Data shown:
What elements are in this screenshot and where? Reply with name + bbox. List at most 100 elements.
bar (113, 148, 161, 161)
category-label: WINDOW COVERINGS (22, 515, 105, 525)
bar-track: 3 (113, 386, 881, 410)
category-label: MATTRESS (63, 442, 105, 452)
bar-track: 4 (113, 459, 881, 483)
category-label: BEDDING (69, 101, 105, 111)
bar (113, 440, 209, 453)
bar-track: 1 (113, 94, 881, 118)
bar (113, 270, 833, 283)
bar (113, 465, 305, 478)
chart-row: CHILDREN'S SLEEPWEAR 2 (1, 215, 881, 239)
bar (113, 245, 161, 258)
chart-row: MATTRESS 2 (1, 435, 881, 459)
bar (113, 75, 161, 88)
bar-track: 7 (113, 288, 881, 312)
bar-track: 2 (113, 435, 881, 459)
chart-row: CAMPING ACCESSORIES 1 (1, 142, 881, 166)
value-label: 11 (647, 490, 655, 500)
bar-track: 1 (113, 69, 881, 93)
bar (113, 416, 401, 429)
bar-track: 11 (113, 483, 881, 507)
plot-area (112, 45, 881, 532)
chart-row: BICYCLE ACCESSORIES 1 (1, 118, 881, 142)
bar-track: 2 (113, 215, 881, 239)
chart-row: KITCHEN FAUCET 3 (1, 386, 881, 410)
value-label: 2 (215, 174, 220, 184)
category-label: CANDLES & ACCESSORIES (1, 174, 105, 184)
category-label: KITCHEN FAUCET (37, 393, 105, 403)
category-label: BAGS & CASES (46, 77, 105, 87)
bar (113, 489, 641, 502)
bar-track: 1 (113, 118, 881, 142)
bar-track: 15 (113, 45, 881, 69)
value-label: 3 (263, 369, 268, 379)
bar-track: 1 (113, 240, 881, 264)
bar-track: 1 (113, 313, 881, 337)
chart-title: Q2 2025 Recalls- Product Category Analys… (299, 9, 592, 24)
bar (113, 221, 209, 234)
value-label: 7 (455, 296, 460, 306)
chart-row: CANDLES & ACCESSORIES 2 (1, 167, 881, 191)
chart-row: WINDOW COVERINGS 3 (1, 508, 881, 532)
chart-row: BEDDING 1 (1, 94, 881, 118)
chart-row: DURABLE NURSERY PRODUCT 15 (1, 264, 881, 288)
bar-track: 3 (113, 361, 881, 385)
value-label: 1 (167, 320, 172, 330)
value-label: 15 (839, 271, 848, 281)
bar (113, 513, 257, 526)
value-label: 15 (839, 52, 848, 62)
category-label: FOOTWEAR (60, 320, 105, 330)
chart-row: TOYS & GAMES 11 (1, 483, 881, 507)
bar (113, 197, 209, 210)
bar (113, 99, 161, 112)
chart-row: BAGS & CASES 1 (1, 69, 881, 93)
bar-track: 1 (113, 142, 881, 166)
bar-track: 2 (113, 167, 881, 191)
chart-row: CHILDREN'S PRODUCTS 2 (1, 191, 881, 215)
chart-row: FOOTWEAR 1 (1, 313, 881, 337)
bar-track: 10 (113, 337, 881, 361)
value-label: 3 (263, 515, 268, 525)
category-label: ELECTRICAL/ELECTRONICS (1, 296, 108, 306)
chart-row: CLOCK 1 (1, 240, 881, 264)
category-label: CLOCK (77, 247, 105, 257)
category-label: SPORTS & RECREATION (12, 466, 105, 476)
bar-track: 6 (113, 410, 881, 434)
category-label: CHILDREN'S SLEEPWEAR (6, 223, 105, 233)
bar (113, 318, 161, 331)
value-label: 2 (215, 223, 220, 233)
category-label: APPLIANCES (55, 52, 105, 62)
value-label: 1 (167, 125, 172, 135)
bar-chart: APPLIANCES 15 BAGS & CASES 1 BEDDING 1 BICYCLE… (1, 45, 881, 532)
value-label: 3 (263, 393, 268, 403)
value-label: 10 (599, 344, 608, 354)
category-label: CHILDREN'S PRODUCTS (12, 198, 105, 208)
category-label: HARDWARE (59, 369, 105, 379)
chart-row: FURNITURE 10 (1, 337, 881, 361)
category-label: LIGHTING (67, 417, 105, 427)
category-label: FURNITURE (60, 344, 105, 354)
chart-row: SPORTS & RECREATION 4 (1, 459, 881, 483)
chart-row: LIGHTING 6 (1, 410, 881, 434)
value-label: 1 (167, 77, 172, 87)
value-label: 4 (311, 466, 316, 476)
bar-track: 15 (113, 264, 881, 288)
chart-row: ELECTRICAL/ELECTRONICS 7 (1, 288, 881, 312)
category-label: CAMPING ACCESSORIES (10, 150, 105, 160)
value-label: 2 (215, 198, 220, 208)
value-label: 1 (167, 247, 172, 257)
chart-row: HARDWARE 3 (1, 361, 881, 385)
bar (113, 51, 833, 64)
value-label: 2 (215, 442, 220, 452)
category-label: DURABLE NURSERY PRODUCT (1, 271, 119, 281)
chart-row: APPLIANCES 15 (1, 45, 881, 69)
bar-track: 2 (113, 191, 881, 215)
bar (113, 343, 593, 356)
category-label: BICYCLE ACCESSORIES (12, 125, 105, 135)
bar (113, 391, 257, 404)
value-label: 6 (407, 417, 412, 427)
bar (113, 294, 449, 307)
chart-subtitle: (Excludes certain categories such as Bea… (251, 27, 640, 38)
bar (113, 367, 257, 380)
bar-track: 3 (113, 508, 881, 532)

Problem requirements: Find every line in the entries that contains the string "CLOCK", and copy each of those lines in full.

Full solution:
chart-row: CLOCK 1 (1, 240, 881, 264)
category-label: CLOCK (77, 247, 105, 257)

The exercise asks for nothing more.